■ WORK INSTRUCTIONS
Using the listing below, please gather every line containing the word "xlabel".

■ EXTRACTED INFORMATION
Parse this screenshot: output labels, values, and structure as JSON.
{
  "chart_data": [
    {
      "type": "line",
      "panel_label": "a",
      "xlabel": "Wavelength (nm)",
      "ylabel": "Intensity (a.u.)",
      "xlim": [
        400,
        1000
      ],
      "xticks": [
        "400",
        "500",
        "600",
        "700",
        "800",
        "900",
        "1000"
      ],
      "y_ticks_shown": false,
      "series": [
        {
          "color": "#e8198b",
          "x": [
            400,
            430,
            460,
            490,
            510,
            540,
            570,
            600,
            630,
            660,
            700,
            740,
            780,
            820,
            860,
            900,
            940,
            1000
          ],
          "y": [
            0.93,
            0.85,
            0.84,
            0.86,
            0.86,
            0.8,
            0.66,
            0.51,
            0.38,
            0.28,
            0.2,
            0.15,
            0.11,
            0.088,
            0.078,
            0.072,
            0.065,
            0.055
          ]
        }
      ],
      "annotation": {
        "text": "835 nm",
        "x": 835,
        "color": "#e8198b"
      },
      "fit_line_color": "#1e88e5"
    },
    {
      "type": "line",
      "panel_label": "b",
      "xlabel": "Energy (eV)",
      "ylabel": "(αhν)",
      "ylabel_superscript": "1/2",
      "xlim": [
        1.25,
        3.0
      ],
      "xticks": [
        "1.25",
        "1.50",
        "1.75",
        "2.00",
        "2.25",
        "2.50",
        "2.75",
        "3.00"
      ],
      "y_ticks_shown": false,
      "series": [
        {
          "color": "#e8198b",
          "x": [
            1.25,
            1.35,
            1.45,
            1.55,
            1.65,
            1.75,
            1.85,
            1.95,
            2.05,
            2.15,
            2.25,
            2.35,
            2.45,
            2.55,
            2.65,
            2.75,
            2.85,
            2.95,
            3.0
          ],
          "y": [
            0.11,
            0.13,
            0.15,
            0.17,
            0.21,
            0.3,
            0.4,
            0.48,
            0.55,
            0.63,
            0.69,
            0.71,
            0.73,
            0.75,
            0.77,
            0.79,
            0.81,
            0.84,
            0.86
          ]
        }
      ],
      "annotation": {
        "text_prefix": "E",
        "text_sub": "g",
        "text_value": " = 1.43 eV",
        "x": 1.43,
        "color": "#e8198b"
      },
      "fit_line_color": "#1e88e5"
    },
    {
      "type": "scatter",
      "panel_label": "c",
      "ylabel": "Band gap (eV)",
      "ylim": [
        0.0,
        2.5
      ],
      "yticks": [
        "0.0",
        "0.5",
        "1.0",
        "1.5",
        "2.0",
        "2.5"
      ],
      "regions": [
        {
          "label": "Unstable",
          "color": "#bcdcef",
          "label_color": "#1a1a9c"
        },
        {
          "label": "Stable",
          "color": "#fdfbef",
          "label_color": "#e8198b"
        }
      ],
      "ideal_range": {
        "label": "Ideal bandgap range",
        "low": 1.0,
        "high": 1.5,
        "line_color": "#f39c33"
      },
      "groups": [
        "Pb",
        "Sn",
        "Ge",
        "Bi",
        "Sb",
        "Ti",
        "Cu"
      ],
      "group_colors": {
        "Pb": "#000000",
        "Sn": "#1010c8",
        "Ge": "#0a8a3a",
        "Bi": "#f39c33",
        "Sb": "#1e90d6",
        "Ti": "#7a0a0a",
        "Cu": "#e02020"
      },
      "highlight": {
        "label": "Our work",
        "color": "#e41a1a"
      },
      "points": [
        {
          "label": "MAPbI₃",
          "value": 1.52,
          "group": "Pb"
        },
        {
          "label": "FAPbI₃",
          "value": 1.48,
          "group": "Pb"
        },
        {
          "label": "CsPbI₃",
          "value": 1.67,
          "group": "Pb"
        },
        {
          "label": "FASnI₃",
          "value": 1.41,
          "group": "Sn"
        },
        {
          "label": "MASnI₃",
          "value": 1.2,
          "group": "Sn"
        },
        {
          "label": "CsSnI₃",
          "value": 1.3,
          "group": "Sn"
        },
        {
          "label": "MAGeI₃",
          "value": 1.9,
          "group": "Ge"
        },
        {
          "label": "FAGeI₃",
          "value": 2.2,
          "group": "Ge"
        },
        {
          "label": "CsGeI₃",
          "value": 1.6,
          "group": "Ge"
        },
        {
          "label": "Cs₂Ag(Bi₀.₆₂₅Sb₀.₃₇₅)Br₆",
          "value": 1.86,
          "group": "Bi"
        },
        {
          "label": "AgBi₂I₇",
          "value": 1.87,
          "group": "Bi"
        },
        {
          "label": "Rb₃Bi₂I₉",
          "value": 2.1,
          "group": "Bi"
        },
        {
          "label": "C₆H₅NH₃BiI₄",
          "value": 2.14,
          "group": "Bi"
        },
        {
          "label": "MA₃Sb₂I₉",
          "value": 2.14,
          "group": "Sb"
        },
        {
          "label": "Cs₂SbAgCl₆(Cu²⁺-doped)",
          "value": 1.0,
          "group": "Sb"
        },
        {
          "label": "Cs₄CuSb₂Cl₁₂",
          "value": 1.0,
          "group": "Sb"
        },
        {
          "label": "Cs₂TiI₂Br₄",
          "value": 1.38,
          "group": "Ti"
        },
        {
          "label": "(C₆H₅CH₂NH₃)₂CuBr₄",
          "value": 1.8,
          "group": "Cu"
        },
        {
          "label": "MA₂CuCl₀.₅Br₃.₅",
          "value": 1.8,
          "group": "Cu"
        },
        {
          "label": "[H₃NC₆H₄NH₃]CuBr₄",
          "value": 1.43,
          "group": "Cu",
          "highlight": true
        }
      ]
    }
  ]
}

■ OUTPUT FOR THIS TASK
      "xlabel": "Wavelength (nm)",
      "xlabel": "Energy (eV)",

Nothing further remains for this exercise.